• Given request:
Reproduce all lines of the listing below in which the word "como" occurs.

(Items from a dataset)
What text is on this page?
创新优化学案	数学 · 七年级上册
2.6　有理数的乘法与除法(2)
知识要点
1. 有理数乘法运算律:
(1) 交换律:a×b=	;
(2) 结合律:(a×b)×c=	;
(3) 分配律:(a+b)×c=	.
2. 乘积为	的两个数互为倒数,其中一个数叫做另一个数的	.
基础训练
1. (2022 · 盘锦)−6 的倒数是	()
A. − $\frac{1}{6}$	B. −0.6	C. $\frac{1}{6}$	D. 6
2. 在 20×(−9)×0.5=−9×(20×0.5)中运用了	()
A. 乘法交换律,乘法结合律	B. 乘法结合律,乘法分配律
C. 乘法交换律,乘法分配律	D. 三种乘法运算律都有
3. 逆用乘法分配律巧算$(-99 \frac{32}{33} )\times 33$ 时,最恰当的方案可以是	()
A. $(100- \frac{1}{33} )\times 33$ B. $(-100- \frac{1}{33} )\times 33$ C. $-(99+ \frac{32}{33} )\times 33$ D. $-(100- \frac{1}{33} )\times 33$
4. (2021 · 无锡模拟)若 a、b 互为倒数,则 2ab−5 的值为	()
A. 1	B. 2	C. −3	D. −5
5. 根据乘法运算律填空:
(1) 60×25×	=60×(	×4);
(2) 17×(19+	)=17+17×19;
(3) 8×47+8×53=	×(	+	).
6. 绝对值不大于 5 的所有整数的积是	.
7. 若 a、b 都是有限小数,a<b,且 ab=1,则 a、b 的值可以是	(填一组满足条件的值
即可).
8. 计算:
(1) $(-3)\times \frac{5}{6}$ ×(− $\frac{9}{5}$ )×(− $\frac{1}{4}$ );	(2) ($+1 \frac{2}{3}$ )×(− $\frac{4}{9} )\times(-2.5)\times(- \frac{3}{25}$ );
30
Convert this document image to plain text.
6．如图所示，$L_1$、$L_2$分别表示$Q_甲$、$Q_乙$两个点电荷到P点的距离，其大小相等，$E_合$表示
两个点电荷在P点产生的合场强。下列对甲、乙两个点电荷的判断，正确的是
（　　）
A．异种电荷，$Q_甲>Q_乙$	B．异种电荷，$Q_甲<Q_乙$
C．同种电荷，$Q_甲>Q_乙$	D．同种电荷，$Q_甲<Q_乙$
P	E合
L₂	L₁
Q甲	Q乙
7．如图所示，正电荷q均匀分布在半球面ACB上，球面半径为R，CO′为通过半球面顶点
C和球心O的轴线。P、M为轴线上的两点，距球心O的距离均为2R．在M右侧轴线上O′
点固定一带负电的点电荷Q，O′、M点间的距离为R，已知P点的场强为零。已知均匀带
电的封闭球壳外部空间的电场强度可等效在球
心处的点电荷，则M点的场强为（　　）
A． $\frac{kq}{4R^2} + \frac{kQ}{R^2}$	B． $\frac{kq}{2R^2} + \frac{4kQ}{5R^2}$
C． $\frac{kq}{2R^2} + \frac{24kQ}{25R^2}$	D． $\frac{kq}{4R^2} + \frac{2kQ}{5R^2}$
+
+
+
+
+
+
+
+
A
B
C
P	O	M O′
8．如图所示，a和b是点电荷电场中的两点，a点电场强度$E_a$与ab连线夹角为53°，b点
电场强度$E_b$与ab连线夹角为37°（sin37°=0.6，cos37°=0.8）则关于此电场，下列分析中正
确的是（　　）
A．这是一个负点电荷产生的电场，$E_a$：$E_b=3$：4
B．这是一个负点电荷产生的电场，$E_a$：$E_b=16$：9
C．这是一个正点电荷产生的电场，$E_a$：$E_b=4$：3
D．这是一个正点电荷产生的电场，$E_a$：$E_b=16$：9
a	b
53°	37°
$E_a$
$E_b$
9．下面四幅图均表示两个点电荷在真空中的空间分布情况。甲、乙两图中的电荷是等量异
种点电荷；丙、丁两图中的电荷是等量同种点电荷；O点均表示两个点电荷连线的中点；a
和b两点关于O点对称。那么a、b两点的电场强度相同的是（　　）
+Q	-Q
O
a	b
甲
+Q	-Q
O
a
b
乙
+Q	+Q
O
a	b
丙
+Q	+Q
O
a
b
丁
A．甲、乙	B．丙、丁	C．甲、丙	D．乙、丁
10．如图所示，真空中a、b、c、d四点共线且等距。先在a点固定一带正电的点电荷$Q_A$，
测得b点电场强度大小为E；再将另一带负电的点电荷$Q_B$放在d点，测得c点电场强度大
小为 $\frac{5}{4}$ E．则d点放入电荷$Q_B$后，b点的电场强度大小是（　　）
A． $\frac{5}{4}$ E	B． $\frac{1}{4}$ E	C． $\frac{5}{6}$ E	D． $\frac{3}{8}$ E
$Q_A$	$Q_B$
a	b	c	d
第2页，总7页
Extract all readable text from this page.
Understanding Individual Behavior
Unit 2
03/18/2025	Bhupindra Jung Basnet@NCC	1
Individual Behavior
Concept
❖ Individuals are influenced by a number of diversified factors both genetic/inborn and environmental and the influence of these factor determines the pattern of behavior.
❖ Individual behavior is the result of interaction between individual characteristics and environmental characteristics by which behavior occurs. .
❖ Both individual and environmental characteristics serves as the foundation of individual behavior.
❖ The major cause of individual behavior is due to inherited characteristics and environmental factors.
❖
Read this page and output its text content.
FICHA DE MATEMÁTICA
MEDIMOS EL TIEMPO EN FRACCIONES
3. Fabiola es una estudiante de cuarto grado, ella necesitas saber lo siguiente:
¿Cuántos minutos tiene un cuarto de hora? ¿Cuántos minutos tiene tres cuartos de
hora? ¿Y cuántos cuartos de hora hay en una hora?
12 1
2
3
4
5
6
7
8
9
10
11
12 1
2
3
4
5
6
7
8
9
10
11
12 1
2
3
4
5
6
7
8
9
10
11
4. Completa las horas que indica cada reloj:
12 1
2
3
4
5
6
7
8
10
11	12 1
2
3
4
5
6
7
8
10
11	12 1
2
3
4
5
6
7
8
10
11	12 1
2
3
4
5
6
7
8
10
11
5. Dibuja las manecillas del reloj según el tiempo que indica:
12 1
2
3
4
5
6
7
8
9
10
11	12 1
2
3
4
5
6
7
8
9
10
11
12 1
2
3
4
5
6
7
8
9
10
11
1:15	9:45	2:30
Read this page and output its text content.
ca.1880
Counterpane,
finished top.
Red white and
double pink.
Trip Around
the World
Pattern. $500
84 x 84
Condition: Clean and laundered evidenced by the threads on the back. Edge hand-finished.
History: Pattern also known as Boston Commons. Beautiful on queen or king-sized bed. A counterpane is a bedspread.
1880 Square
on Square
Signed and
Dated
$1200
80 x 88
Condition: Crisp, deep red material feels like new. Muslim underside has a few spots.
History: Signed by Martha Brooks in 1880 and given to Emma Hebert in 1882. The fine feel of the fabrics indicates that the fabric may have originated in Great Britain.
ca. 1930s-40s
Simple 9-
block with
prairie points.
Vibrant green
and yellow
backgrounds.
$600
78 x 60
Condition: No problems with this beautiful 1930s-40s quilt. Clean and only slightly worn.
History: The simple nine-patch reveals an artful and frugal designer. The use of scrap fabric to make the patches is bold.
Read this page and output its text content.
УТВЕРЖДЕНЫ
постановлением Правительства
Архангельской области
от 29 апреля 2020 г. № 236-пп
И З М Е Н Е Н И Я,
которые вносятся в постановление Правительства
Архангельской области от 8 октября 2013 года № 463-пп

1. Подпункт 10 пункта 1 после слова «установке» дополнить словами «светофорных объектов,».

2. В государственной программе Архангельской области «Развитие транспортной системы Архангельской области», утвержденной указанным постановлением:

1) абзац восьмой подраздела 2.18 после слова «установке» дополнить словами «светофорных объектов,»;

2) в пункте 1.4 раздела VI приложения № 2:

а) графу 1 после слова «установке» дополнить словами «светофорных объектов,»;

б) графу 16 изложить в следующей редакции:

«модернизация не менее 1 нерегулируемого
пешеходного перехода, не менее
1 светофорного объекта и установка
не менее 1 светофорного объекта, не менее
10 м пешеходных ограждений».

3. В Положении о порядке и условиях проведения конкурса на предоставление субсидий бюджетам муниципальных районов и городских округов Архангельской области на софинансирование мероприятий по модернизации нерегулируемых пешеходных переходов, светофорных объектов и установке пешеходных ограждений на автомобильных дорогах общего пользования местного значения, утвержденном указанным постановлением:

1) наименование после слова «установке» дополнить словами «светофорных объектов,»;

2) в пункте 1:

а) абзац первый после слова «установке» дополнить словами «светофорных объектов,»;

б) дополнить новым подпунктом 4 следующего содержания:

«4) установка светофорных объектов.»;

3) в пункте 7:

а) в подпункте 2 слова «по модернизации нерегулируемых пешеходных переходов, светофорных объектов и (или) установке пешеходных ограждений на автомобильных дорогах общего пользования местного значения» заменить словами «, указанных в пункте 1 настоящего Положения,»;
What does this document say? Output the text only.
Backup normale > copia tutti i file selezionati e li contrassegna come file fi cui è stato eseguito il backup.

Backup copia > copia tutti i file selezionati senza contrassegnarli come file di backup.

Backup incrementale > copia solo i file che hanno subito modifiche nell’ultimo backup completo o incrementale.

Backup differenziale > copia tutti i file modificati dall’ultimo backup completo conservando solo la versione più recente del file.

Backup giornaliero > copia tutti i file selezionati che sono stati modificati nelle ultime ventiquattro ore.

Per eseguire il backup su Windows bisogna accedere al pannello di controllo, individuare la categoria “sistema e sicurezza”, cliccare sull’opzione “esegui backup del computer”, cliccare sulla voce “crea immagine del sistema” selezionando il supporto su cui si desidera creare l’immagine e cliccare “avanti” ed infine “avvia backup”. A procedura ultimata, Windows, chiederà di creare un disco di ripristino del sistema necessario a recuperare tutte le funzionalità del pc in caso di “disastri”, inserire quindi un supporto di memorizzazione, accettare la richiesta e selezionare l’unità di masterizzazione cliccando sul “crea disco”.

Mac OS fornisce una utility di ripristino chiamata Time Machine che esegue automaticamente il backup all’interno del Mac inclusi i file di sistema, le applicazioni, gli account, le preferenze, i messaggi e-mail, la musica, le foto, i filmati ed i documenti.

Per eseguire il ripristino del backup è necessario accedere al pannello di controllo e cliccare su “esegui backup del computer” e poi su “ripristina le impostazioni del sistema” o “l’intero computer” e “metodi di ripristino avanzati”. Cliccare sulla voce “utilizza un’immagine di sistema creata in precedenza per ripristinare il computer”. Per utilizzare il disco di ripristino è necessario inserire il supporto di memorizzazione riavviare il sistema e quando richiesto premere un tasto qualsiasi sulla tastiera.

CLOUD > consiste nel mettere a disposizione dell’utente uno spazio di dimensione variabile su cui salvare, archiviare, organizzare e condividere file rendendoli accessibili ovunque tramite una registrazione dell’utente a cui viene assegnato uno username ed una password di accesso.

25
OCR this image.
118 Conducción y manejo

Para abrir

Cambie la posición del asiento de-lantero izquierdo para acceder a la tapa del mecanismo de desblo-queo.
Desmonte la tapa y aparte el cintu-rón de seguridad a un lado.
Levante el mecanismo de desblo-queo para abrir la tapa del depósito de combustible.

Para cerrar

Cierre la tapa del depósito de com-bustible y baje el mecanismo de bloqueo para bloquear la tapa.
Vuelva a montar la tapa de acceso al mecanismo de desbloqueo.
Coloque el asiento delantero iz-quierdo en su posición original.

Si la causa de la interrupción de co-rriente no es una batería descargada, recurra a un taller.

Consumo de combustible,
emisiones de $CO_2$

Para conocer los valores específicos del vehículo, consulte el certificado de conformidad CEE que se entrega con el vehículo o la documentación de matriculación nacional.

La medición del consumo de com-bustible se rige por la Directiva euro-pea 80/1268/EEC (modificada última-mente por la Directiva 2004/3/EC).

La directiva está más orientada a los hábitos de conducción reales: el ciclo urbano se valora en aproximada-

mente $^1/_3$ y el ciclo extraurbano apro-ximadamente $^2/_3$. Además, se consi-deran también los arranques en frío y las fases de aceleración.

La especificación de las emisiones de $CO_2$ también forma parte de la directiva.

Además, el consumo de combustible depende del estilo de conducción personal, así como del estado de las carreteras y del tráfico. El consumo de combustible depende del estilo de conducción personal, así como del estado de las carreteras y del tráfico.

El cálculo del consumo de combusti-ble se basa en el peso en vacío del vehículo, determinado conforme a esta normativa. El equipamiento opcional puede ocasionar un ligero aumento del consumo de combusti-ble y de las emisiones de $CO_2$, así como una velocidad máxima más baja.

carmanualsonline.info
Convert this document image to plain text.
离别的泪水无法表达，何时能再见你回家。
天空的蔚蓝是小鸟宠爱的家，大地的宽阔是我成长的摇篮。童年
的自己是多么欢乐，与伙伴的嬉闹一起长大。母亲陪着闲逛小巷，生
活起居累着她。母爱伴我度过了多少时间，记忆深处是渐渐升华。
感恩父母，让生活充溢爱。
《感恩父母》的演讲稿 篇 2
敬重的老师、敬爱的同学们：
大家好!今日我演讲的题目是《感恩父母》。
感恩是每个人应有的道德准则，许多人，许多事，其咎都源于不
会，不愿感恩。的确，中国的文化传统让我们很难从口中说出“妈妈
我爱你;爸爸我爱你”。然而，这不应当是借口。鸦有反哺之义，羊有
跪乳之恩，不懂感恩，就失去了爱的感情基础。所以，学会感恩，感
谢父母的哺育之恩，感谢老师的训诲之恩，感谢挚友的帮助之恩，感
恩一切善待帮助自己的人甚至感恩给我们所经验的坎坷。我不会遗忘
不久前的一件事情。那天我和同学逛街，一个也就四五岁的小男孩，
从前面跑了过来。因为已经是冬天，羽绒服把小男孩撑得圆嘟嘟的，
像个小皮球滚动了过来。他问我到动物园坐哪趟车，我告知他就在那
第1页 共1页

• Reply:
Además, el consumo de combustible depende del estilo de conducción personal, así como del estado de las carreteras y del tráfico. El consumo de combustible depende del estilo de conducción personal, así como del estado de las carreteras y del tráfico.
El cálculo del consumo de combusti-ble se basa en el peso en vacío del vehículo, determinado conforme a esta normativa. El equipamiento opcional puede ocasionar un ligero aumento del consumo de combusti-ble y de las emisiones de $CO_2$, así como una velocidad máxima más baja.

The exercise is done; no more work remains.